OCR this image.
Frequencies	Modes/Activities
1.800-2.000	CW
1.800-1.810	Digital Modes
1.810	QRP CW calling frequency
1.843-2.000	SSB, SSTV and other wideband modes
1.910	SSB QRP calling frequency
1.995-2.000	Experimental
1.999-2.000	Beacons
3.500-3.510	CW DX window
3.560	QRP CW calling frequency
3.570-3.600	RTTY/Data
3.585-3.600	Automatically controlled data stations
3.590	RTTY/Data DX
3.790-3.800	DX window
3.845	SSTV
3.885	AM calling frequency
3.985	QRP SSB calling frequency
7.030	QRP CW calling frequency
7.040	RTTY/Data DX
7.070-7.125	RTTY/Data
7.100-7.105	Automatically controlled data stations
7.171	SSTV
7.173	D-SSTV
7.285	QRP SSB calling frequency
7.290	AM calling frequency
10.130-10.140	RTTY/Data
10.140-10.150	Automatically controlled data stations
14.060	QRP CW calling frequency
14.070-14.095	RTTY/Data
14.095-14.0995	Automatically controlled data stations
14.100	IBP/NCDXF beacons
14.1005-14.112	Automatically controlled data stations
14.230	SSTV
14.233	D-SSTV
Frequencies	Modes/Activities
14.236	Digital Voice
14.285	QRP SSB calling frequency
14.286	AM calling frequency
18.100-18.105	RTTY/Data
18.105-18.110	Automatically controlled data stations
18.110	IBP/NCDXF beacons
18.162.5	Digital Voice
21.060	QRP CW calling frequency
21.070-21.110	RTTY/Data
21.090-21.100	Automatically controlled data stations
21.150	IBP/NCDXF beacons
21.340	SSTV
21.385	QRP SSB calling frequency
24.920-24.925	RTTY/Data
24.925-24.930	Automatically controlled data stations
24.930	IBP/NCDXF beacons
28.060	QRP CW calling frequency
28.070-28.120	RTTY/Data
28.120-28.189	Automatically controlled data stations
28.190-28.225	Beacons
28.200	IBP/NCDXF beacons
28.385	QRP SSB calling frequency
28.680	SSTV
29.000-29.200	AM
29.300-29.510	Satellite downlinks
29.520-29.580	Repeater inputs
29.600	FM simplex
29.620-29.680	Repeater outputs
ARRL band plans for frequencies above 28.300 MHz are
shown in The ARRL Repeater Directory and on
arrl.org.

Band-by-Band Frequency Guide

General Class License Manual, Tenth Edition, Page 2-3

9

════════════════

Reproduce the records word for word.

OCR this image.
Frequencies	Modes/Activities
1.800-2.000	CW
1.800-1.810	Digital Modes
1.810	QRP CW calling frequency
1.843-2.000	SSB, SSTV and other wideband modes
1.910	SSB QRP calling frequency
1.995-2.000	Experimental
1.999-2.000	Beacons
3.500-3.510	CW DX window
3.560	QRP CW calling frequency
3.570-3.600	RTTY/Data
3.585-3.600	Automatically controlled data stations
3.590	RTTY/Data DX
3.790-3.800	DX window
3.845	SSTV
3.885	AM calling frequency
3.985	QRP SSB calling frequency
7.030	QRP CW calling frequency
7.040	RTTY/Data DX
7.070-7.125	RTTY/Data
7.100-7.105	Automatically controlled data stations
7.171	SSTV
7.173	D-SSTV
7.285	QRP SSB calling frequency
7.290	AM calling frequency
10.130-10.140	RTTY/Data
10.140-10.150	Automatically controlled data stations
14.060	QRP CW calling frequency
14.070-14.095	RTTY/Data
14.095-14.0995	Automatically controlled data stations
14.100	IBP/NCDXF beacons
14.1005-14.112	Automatically controlled data stations
14.230	SSTV
14.233	D-SSTV
Frequencies	Modes/Activities
14.236	Digital Voice
14.285	QRP SSB calling frequency
14.286	AM calling frequency
18.100-18.105	RTTY/Data
18.105-18.110	Automatically controlled data stations
18.110	IBP/NCDXF beacons
18.162.5	Digital Voice
21.060	QRP CW calling frequency
21.070-21.110	RTTY/Data
21.090-21.100	Automatically controlled data stations
21.150	IBP/NCDXF beacons
21.340	SSTV
21.385	QRP SSB calling frequency
24.920-24.925	RTTY/Data
24.925-24.930	Automatically controlled data stations
24.930	IBP/NCDXF beacons
28.060	QRP CW calling frequency
28.070-28.120	RTTY/Data
28.120-28.189	Automatically controlled data stations
28.190-28.225	Beacons
28.200	IBP/NCDXF beacons
28.385	QRP SSB calling frequency
28.680	SSTV
29.000-29.200	AM
29.300-29.510	Satellite downlinks
29.520-29.580	Repeater inputs
29.600	FM simplex
29.620-29.680	Repeater outputs
ARRL band plans for frequencies above 28.300 MHz are
shown in The ARRL Repeater Directory and on
arrl.org.

Band-by-Band Frequency Guide

General Class License Manual, Tenth Edition, Page 2-3

9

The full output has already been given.